WRITTEN EXERCISE –
What you return should match every record exactly, with the images removed.

================

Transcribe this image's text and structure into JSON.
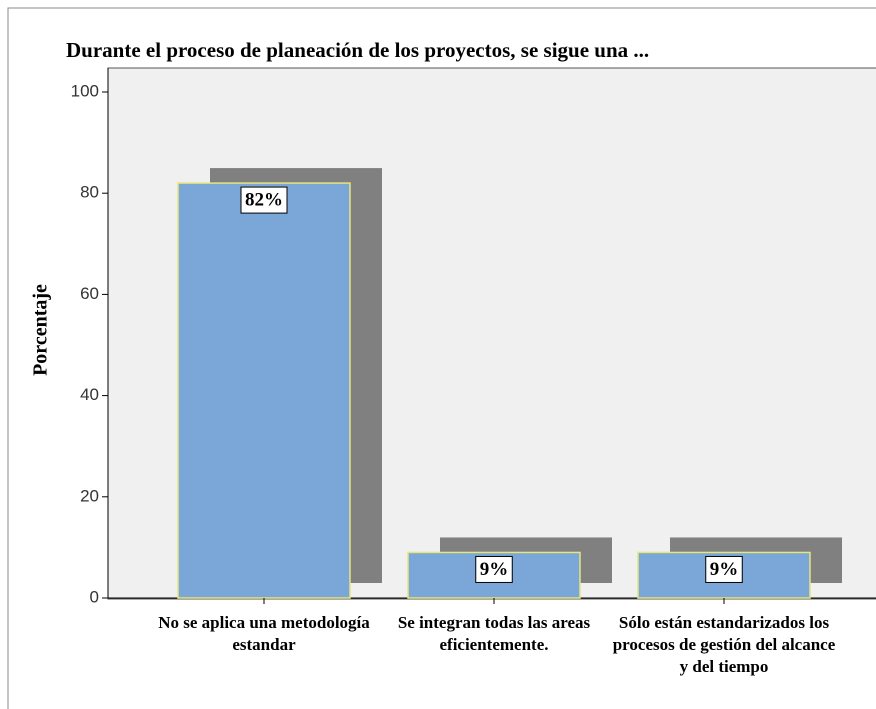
{
  "chart_data": {
    "type": "bar",
    "title": "Durante el proceso de planeación de los proyectos, se sigue una ...",
    "y_label": "Porcentaje",
    "categories": [
      "No se aplica una metodología estandar",
      "Se integran todas las areas eficientemente.",
      "Sólo están estandarizados los procesos de gestión del alcance y del tiempo"
    ],
    "values": [
      82,
      9,
      9
    ],
    "value_labels": [
      "82%",
      "9%",
      "9%"
    ],
    "color": "#7aa7d7",
    "ylim": [
      0,
      100
    ],
    "yticks": [
      0,
      20,
      40,
      60,
      80,
      100
    ],
    "grid": false
  }
}
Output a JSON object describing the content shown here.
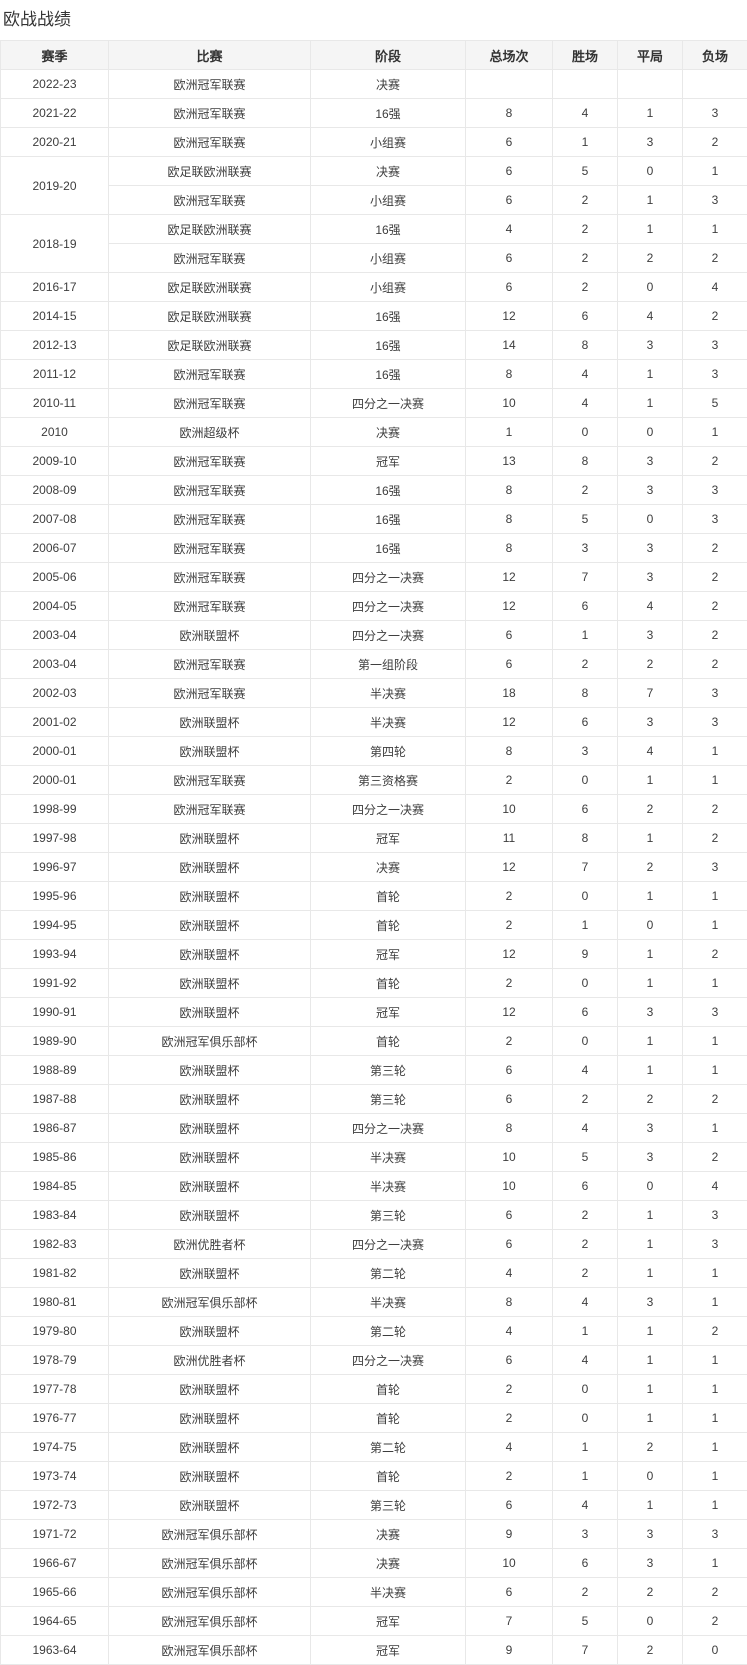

================

WRITTEN SOLUTION –
Transcribe this image's text and structure into JSON.
{
  "chart_data": {
    "type": "bar",
    "title": "Durante el proceso de planeación de los proyectos, se sigue una ...",
    "y_label": "Porcentaje",
    "categories": [
      "No se aplica una metodología estandar",
      "Se integran todas las areas eficientemente.",
      "Sólo están estandarizados los procesos de gestión del alcance y del tiempo"
    ],
    "values": [
      82,
      9,
      9
    ],
    "value_labels": [
      "82%",
      "9%",
      "9%"
    ],
    "color": "#7aa7d7",
    "ylim": [
      0,
      100
    ],
    "yticks": [
      0,
      20,
      40,
      60,
      80,
      100
    ],
    "grid": false
  }
}
Output a JSON object describing the content shown here.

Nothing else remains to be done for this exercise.